→ **WHAT TO DO**
All the records that follow need to be reproduced exactly. Omit the images.

[Dataset items]

───

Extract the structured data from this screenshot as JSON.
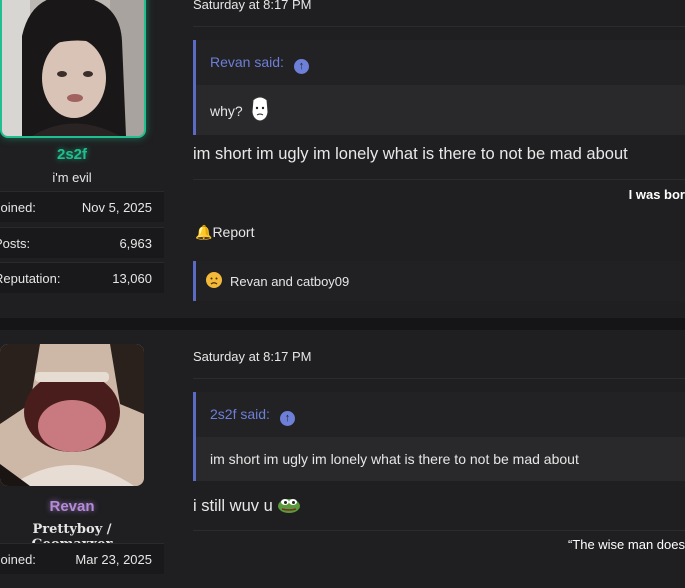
{
  "colors": {
    "accent_green": "#1fc08e",
    "quote_blue": "#6d7fd6",
    "revan_purple": "#b58ad8"
  },
  "posts": [
    {
      "date": "Saturday at 8:17 PM",
      "user": {
        "name": "2s2f",
        "title": "i'm evil",
        "stats": [
          {
            "label": "Joined:",
            "value": "Nov 5, 2025"
          },
          {
            "label": "Posts:",
            "value": "6,963"
          },
          {
            "label": "Reputation:",
            "value": "13,060"
          }
        ]
      },
      "quote": {
        "author": "Revan said:",
        "text": "why?"
      },
      "message": "im short im ugly im lonely what is there to not be mad about",
      "signature": "I was bor",
      "report_label": "Report",
      "reactions": "Revan and catboy09"
    },
    {
      "date": "Saturday at 8:17 PM",
      "user": {
        "name": "Revan",
        "title": "Prettyboy / Geomaxxer",
        "stats": [
          {
            "label": "Joined:",
            "value": "Mar 23, 2025"
          }
        ]
      },
      "quote": {
        "author": "2s2f said:",
        "text": "im short im ugly im lonely what is there to not be mad about"
      },
      "message": "i still wuv u",
      "signature": "“The wise man does"
    }
  ]
}
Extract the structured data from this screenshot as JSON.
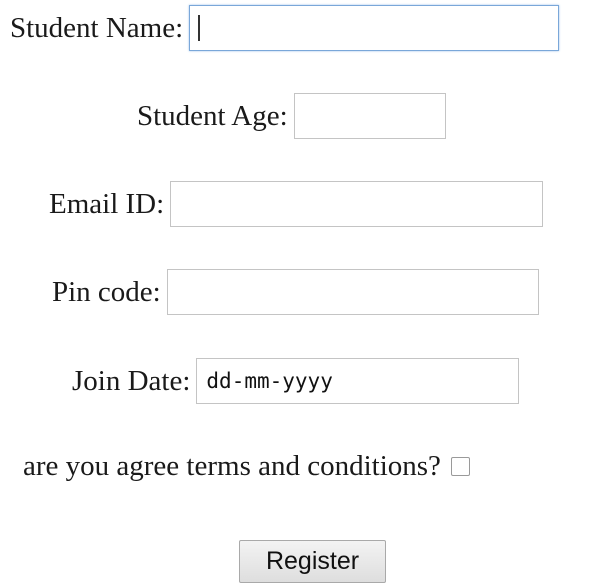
{
  "form": {
    "student_name": {
      "label": "Student Name:",
      "value": ""
    },
    "student_age": {
      "label": "Student Age:",
      "value": ""
    },
    "email_id": {
      "label": "Email ID:",
      "value": ""
    },
    "pin_code": {
      "label": "Pin code:",
      "value": ""
    },
    "join_date": {
      "label": "Join Date:",
      "placeholder": "dd-mm-yyyy"
    },
    "terms": {
      "label": "are you agree terms and conditions?",
      "checked": false
    },
    "register_label": "Register"
  },
  "colors": {
    "focus_border": "#7aa7d9",
    "input_border": "#c4c4c4"
  }
}
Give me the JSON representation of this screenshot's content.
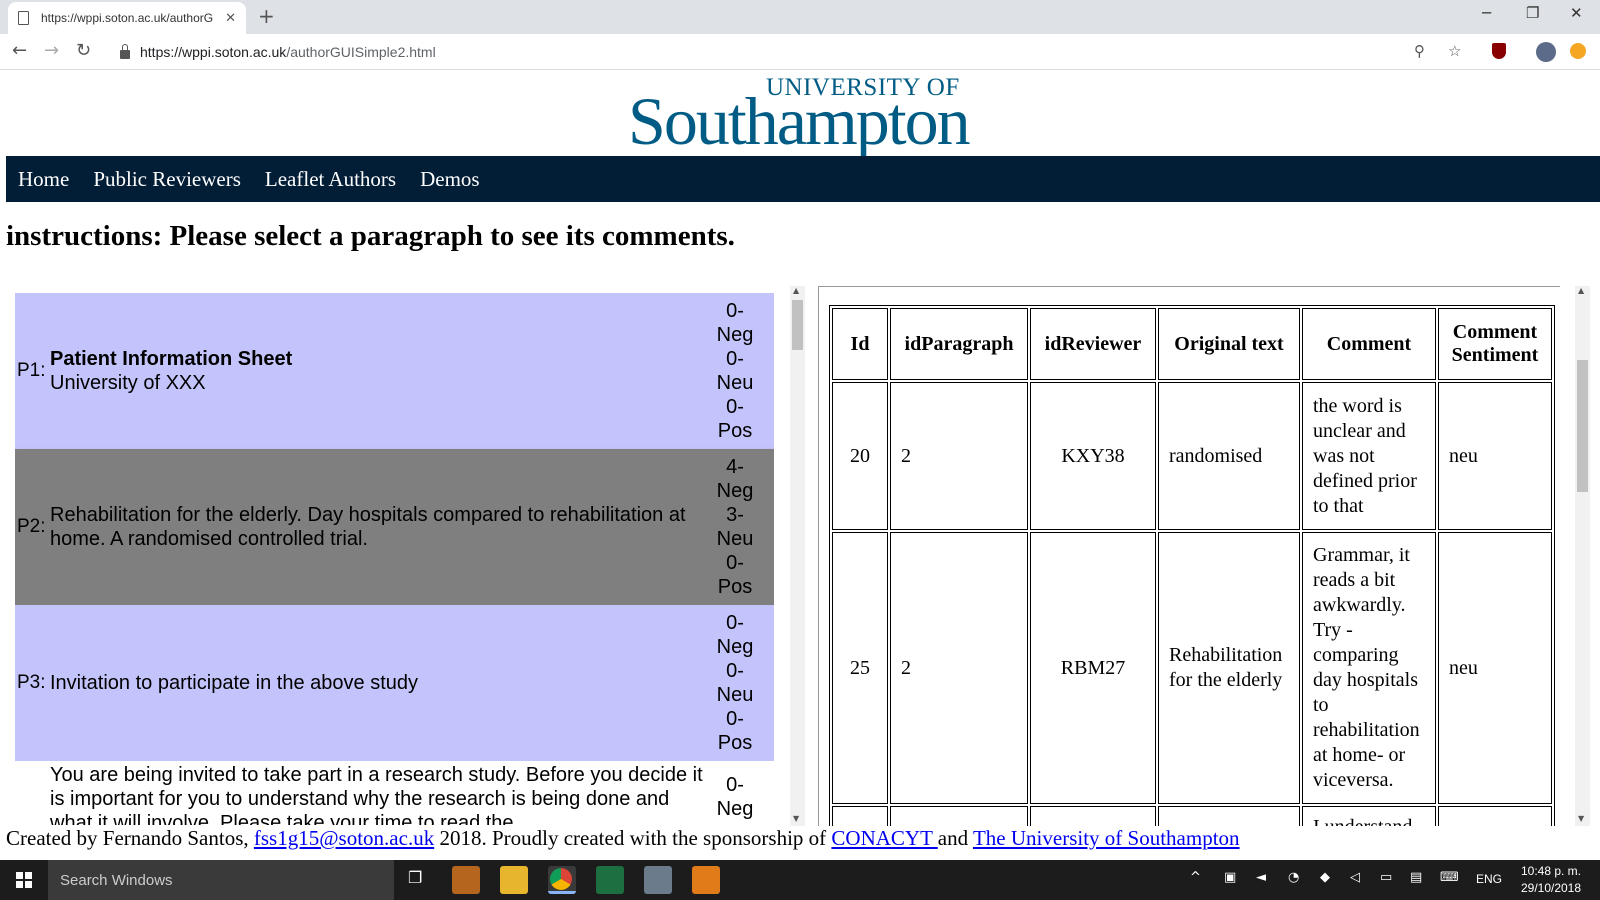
{
  "browser": {
    "tab_title": "https://wppi.soton.ac.uk/authorG",
    "url_host": "https://wppi.soton.ac.uk",
    "url_path": "/authorGUISimple2.html"
  },
  "logo": {
    "line1": "UNIVERSITY OF",
    "line2": "Southampton"
  },
  "nav": [
    "Home",
    "Public Reviewers",
    "Leaflet Authors",
    "Demos"
  ],
  "instructions": "instructions: Please select a paragraph to see its comments.",
  "paragraphs": [
    {
      "id": "P1:",
      "title": "Patient Information Sheet",
      "text": "University of XXX",
      "neg": "0-",
      "neg_label": "Neg",
      "neu": "0-",
      "neu_label": "Neu",
      "pos": "0-",
      "pos_label": "Pos"
    },
    {
      "id": "P2:",
      "title": "",
      "text": "Rehabilitation for the elderly. Day hospitals compared to rehabilitation at home. A randomised controlled trial.",
      "neg": "4-",
      "neg_label": "Neg",
      "neu": "3-",
      "neu_label": "Neu",
      "pos": "0-",
      "pos_label": "Pos"
    },
    {
      "id": "P3:",
      "title": "",
      "text": "Invitation to participate in the above study",
      "neg": "0-",
      "neg_label": "Neg",
      "neu": "0-",
      "neu_label": "Neu",
      "pos": "0-",
      "pos_label": "Pos"
    },
    {
      "id": "",
      "title": "",
      "text": "You are being invited to take part in a research study. Before you decide it is important for you to understand why the research is being done and what it will involve. Please take your time to read the",
      "neg": "0-",
      "neg_label": "Neg",
      "neu": "",
      "neu_label": "",
      "pos": "",
      "pos_label": ""
    }
  ],
  "table": {
    "headers": [
      "Id",
      "idParagraph",
      "idReviewer",
      "Original text",
      "Comment",
      "Comment Sentiment"
    ],
    "rows": [
      [
        "20",
        "2",
        "KXY38",
        "randomised",
        "the word is unclear and was not defined prior to that",
        "neu"
      ],
      [
        "25",
        "2",
        "RBM27",
        "Rehabilitation for the elderly",
        "Grammar, it reads a bit awkwardly. Try - comparing day hospitals to rehabilitation at home- or viceversa.",
        "neu"
      ],
      [
        "",
        "",
        "",
        "",
        "I understand",
        ""
      ]
    ]
  },
  "footer": {
    "prefix": "Created by Fernando Santos, ",
    "email": "fss1g15@soton.ac.uk",
    "mid": " 2018. Proudly created with the sponsorship of ",
    "link1": "CONACYT ",
    "and": " and ",
    "link2": "The University of Southampton "
  },
  "taskbar": {
    "search_placeholder": "Search Windows",
    "lang": "ENG",
    "time": "10:48 p. m.",
    "date": "29/10/2018"
  },
  "colors": {
    "nav_bg": "#021d36",
    "para_bg": "#c4c4fc",
    "para_selected_bg": "#7f7f7f",
    "logo_blue": "#005c84"
  }
}
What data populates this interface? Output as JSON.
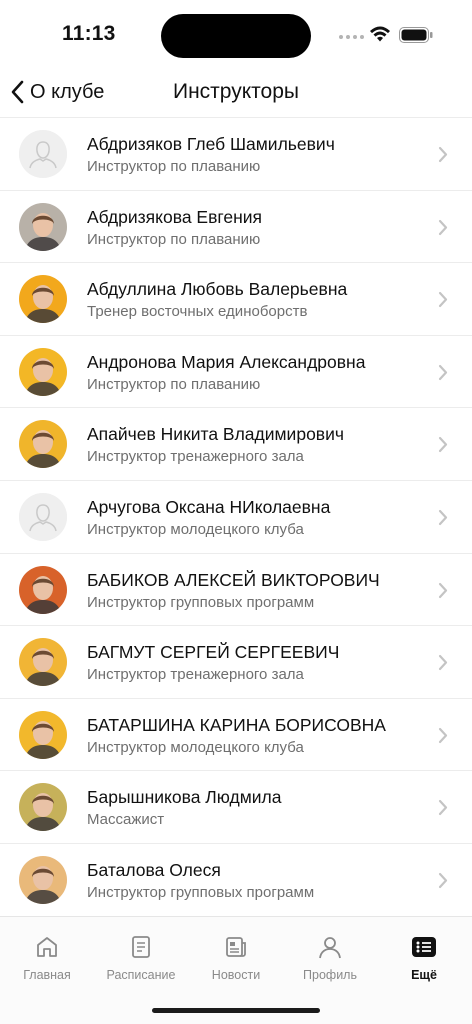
{
  "status_bar": {
    "time": "11:13"
  },
  "nav": {
    "back_label": "О клубе",
    "title": "Инструкторы"
  },
  "instructors": [
    {
      "name": "Абдризяков Глеб Шамильевич",
      "role": "Инструктор по плаванию",
      "avatar": "placeholder-person-icon",
      "color": "#e9e9e9"
    },
    {
      "name": "Абдризякова Евгения",
      "role": "Инструктор по плаванию",
      "avatar": "photo",
      "color": "#b8b1a8"
    },
    {
      "name": "Абдуллина Любовь Валерьевна",
      "role": "Тренер восточных единоборств",
      "avatar": "photo",
      "color": "#f2a81c"
    },
    {
      "name": "Андронова Мария Александровна",
      "role": "Инструктор по плаванию",
      "avatar": "photo",
      "color": "#f3b726"
    },
    {
      "name": "Апайчев Никита Владимирович",
      "role": "Инструктор тренажерного зала",
      "avatar": "photo",
      "color": "#f0b52b"
    },
    {
      "name": "Арчугова Оксана НИколаевна",
      "role": "Инструктор молодецкого клуба",
      "avatar": "placeholder-person-icon",
      "color": "#e9e9e9"
    },
    {
      "name": "БАБИКОВ АЛЕКСЕЙ ВИКТОРОВИЧ",
      "role": "Инструктор групповых программ",
      "avatar": "photo",
      "color": "#d8622a"
    },
    {
      "name": "БАГМУТ СЕРГЕЙ СЕРГЕЕВИЧ",
      "role": "Инструктор тренажерного зала",
      "avatar": "photo",
      "color": "#f1b535"
    },
    {
      "name": "БАТАРШИНА КАРИНА БОРИСОВНА",
      "role": "Инструктор молодецкого клуба",
      "avatar": "photo",
      "color": "#f2b82c"
    },
    {
      "name": "Барышникова Людмила",
      "role": "Массажист",
      "avatar": "photo",
      "color": "#c6b15a"
    },
    {
      "name": "Баталова Олеся",
      "role": "Инструктор групповых программ",
      "avatar": "photo",
      "color": "#e9b97a"
    }
  ],
  "tabbar": {
    "tabs": [
      {
        "label": "Главная",
        "icon": "home-icon",
        "active": false
      },
      {
        "label": "Расписание",
        "icon": "schedule-icon",
        "active": false
      },
      {
        "label": "Новости",
        "icon": "news-icon",
        "active": false
      },
      {
        "label": "Профиль",
        "icon": "profile-icon",
        "active": false
      },
      {
        "label": "Ещё",
        "icon": "more-list-icon",
        "active": true
      }
    ]
  },
  "colors": {
    "text_primary": "#111111",
    "text_secondary": "#6f6f6f",
    "tab_inactive": "#8a8a8a",
    "chevron": "#c4c4c4"
  }
}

───

→ **EXERCISE RESULT**
Extract the structured data from this screenshot as JSON.
{
  "colors": {
    "accent_green": "#1fc08e",
    "quote_blue": "#6d7fd6",
    "revan_purple": "#b58ad8"
  },
  "posts": [
    {
      "date": "Saturday at 8:17 PM",
      "user": {
        "name": "2s2f",
        "title": "i'm evil",
        "stats": [
          {
            "label": "Joined:",
            "value": "Nov 5, 2025"
          },
          {
            "label": "Posts:",
            "value": "6,963"
          },
          {
            "label": "Reputation:",
            "value": "13,060"
          }
        ]
      },
      "quote": {
        "author": "Revan said:",
        "text": "why?"
      },
      "message": "im short im ugly im lonely what is there to not be mad about",
      "signature": "I was bor",
      "report_label": "Report",
      "reactions": "Revan and catboy09"
    },
    {
      "date": "Saturday at 8:17 PM",
      "user": {
        "name": "Revan",
        "title": "Prettyboy / Geomaxxer",
        "stats": [
          {
            "label": "Joined:",
            "value": "Mar 23, 2025"
          }
        ]
      },
      "quote": {
        "author": "2s2f said:",
        "text": "im short im ugly im lonely what is there to not be mad about"
      },
      "message": "i still wuv u",
      "signature": "“The wise man does"
    }
  ]
}
Extract the structured data from this screenshot as JSON.
{
  "form": {
    "student_name": {
      "label": "Student Name:",
      "value": ""
    },
    "student_age": {
      "label": "Student Age:",
      "value": ""
    },
    "email_id": {
      "label": "Email ID:",
      "value": ""
    },
    "pin_code": {
      "label": "Pin code:",
      "value": ""
    },
    "join_date": {
      "label": "Join Date:",
      "placeholder": "dd-mm-yyyy"
    },
    "terms": {
      "label": "are you agree terms and conditions?",
      "checked": false
    },
    "register_label": "Register"
  },
  "colors": {
    "focus_border": "#7aa7d9",
    "input_border": "#c4c4c4"
  }
}
Give me the JSON representation of this screenshot's content.
{
  "browser": {
    "tab_title": "https://wppi.soton.ac.uk/authorG",
    "url_host": "https://wppi.soton.ac.uk",
    "url_path": "/authorGUISimple2.html"
  },
  "logo": {
    "line1": "UNIVERSITY OF",
    "line2": "Southampton"
  },
  "nav": [
    "Home",
    "Public Reviewers",
    "Leaflet Authors",
    "Demos"
  ],
  "instructions": "instructions: Please select a paragraph to see its comments.",
  "paragraphs": [
    {
      "id": "P1:",
      "title": "Patient Information Sheet",
      "text": "University of XXX",
      "neg": "0-",
      "neg_label": "Neg",
      "neu": "0-",
      "neu_label": "Neu",
      "pos": "0-",
      "pos_label": "Pos"
    },
    {
      "id": "P2:",
      "title": "",
      "text": "Rehabilitation for the elderly. Day hospitals compared to rehabilitation at home. A randomised controlled trial.",
      "neg": "4-",
      "neg_label": "Neg",
      "neu": "3-",
      "neu_label": "Neu",
      "pos": "0-",
      "pos_label": "Pos"
    },
    {
      "id": "P3:",
      "title": "",
      "text": "Invitation to participate in the above study",
      "neg": "0-",
      "neg_label": "Neg",
      "neu": "0-",
      "neu_label": "Neu",
      "pos": "0-",
      "pos_label": "Pos"
    },
    {
      "id": "",
      "title": "",
      "text": "You are being invited to take part in a research study. Before you decide it is important for you to understand why the research is being done and what it will involve. Please take your time to read the",
      "neg": "0-",
      "neg_label": "Neg",
      "neu": "",
      "neu_label": "",
      "pos": "",
      "pos_label": ""
    }
  ],
  "table": {
    "headers": [
      "Id",
      "idParagraph",
      "idReviewer",
      "Original text",
      "Comment",
      "Comment Sentiment"
    ],
    "rows": [
      [
        "20",
        "2",
        "KXY38",
        "randomised",
        "the word is unclear and was not defined prior to that",
        "neu"
      ],
      [
        "25",
        "2",
        "RBM27",
        "Rehabilitation for the elderly",
        "Grammar, it reads a bit awkwardly. Try - comparing day hospitals to rehabilitation at home- or viceversa.",
        "neu"
      ],
      [
        "",
        "",
        "",
        "",
        "I understand",
        ""
      ]
    ]
  },
  "footer": {
    "prefix": "Created by Fernando Santos, ",
    "email": "fss1g15@soton.ac.uk",
    "mid": " 2018. Proudly created with the sponsorship of ",
    "link1": "CONACYT ",
    "and": " and ",
    "link2": "The University of Southampton "
  },
  "taskbar": {
    "search_placeholder": "Search Windows",
    "lang": "ENG",
    "time": "10:48 p. m.",
    "date": "29/10/2018"
  },
  "colors": {
    "nav_bg": "#021d36",
    "para_bg": "#c4c4fc",
    "para_selected_bg": "#7f7f7f",
    "logo_blue": "#005c84"
  }
}
What data populates this interface? Output as JSON.
{
  "status_bar": {
    "time": "11:13"
  },
  "nav": {
    "back_label": "О клубе",
    "title": "Инструкторы"
  },
  "instructors": [
    {
      "name": "Абдризяков Глеб Шамильевич",
      "role": "Инструктор по плаванию",
      "avatar": "placeholder-person-icon",
      "color": "#e9e9e9"
    },
    {
      "name": "Абдризякова Евгения",
      "role": "Инструктор по плаванию",
      "avatar": "photo",
      "color": "#b8b1a8"
    },
    {
      "name": "Абдуллина Любовь Валерьевна",
      "role": "Тренер восточных единоборств",
      "avatar": "photo",
      "color": "#f2a81c"
    },
    {
      "name": "Андронова Мария Александровна",
      "role": "Инструктор по плаванию",
      "avatar": "photo",
      "color": "#f3b726"
    },
    {
      "name": "Апайчев Никита Владимирович",
      "role": "Инструктор тренажерного зала",
      "avatar": "photo",
      "color": "#f0b52b"
    },
    {
      "name": "Арчугова Оксана НИколаевна",
      "role": "Инструктор молодецкого клуба",
      "avatar": "placeholder-person-icon",
      "color": "#e9e9e9"
    },
    {
      "name": "БАБИКОВ АЛЕКСЕЙ ВИКТОРОВИЧ",
      "role": "Инструктор групповых программ",
      "avatar": "photo",
      "color": "#d8622a"
    },
    {
      "name": "БАГМУТ СЕРГЕЙ СЕРГЕЕВИЧ",
      "role": "Инструктор тренажерного зала",
      "avatar": "photo",
      "color": "#f1b535"
    },
    {
      "name": "БАТАРШИНА КАРИНА БОРИСОВНА",
      "role": "Инструктор молодецкого клуба",
      "avatar": "photo",
      "color": "#f2b82c"
    },
    {
      "name": "Барышникова Людмила",
      "role": "Массажист",
      "avatar": "photo",
      "color": "#c6b15a"
    },
    {
      "name": "Баталова Олеся",
      "role": "Инструктор групповых программ",
      "avatar": "photo",
      "color": "#e9b97a"
    }
  ],
  "tabbar": {
    "tabs": [
      {
        "label": "Главная",
        "icon": "home-icon",
        "active": false
      },
      {
        "label": "Расписание",
        "icon": "schedule-icon",
        "active": false
      },
      {
        "label": "Новости",
        "icon": "news-icon",
        "active": false
      },
      {
        "label": "Профиль",
        "icon": "profile-icon",
        "active": false
      },
      {
        "label": "Ещё",
        "icon": "more-list-icon",
        "active": true
      }
    ]
  },
  "colors": {
    "text_primary": "#111111",
    "text_secondary": "#6f6f6f",
    "tab_inactive": "#8a8a8a",
    "chevron": "#c4c4c4"
  }
}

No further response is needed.